Data items:
* begin *

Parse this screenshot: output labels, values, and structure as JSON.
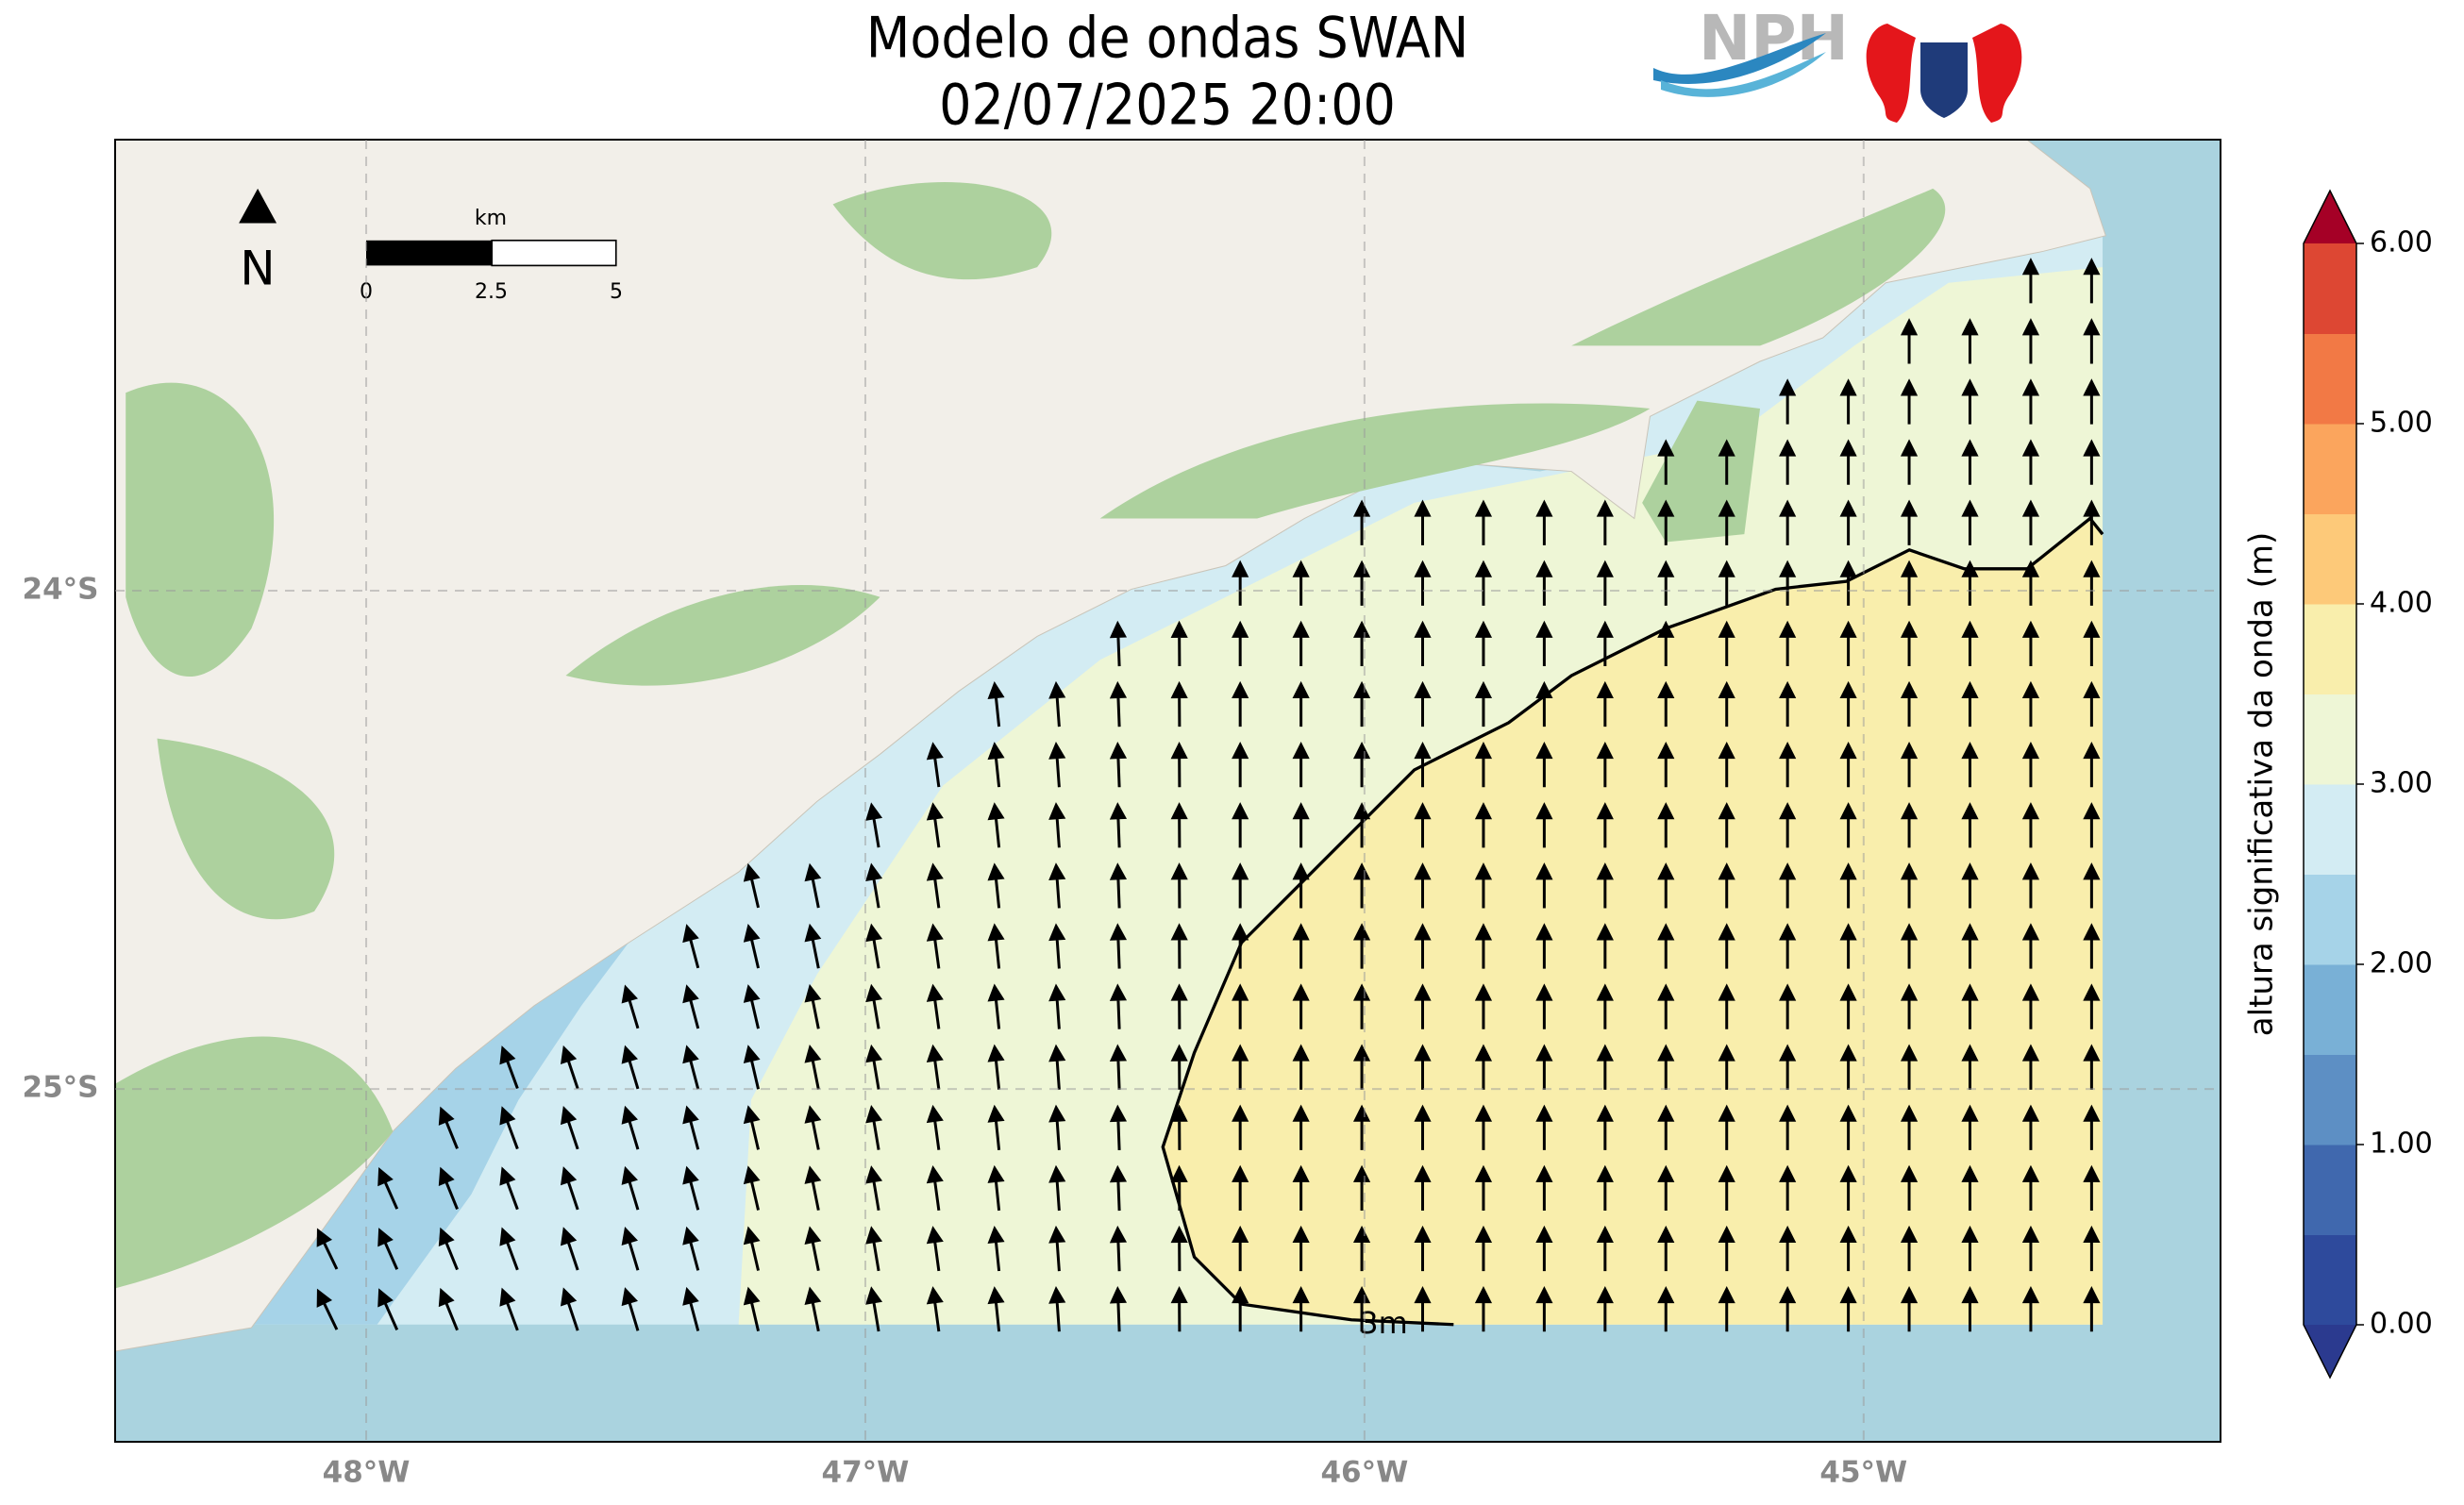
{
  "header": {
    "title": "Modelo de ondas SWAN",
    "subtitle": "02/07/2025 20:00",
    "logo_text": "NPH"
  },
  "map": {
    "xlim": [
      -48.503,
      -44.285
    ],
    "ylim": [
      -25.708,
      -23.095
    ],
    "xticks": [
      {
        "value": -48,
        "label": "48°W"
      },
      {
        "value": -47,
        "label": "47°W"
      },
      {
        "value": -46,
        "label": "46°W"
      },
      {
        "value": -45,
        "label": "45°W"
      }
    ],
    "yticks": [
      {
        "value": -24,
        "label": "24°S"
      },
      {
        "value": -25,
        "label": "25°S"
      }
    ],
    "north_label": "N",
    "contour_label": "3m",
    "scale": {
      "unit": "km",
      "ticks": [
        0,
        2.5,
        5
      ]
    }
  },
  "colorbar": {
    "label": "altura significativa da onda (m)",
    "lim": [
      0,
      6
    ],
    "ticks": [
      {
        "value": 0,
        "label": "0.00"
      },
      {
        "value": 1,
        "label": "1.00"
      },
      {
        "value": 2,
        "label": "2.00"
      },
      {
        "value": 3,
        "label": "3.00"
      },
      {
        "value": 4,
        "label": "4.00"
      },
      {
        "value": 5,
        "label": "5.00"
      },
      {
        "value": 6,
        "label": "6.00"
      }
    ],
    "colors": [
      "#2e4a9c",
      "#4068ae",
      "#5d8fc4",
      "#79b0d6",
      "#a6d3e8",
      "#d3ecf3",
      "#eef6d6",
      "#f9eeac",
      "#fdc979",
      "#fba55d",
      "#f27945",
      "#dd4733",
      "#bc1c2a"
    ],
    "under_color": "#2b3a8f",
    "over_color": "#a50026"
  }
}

* end *

* What is being asked *
Return each line of the data, keeping its wording exact and omitting pictures.

* Result of the task *
Parse this screenshot: output labels, values, and structure as JSON.
{
  "header": {
    "title": "Modelo de ondas SWAN",
    "subtitle": "02/07/2025 20:00",
    "logo_text": "NPH"
  },
  "map": {
    "xlim": [
      -48.503,
      -44.285
    ],
    "ylim": [
      -25.708,
      -23.095
    ],
    "xticks": [
      {
        "value": -48,
        "label": "48°W"
      },
      {
        "value": -47,
        "label": "47°W"
      },
      {
        "value": -46,
        "label": "46°W"
      },
      {
        "value": -45,
        "label": "45°W"
      }
    ],
    "yticks": [
      {
        "value": -24,
        "label": "24°S"
      },
      {
        "value": -25,
        "label": "25°S"
      }
    ],
    "north_label": "N",
    "contour_label": "3m",
    "scale": {
      "unit": "km",
      "ticks": [
        0,
        2.5,
        5
      ]
    }
  },
  "colorbar": {
    "label": "altura significativa da onda (m)",
    "lim": [
      0,
      6
    ],
    "ticks": [
      {
        "value": 0,
        "label": "0.00"
      },
      {
        "value": 1,
        "label": "1.00"
      },
      {
        "value": 2,
        "label": "2.00"
      },
      {
        "value": 3,
        "label": "3.00"
      },
      {
        "value": 4,
        "label": "4.00"
      },
      {
        "value": 5,
        "label": "5.00"
      },
      {
        "value": 6,
        "label": "6.00"
      }
    ],
    "colors": [
      "#2e4a9c",
      "#4068ae",
      "#5d8fc4",
      "#79b0d6",
      "#a6d3e8",
      "#d3ecf3",
      "#eef6d6",
      "#f9eeac",
      "#fdc979",
      "#fba55d",
      "#f27945",
      "#dd4733",
      "#bc1c2a"
    ],
    "under_color": "#2b3a8f",
    "over_color": "#a50026"
  }
}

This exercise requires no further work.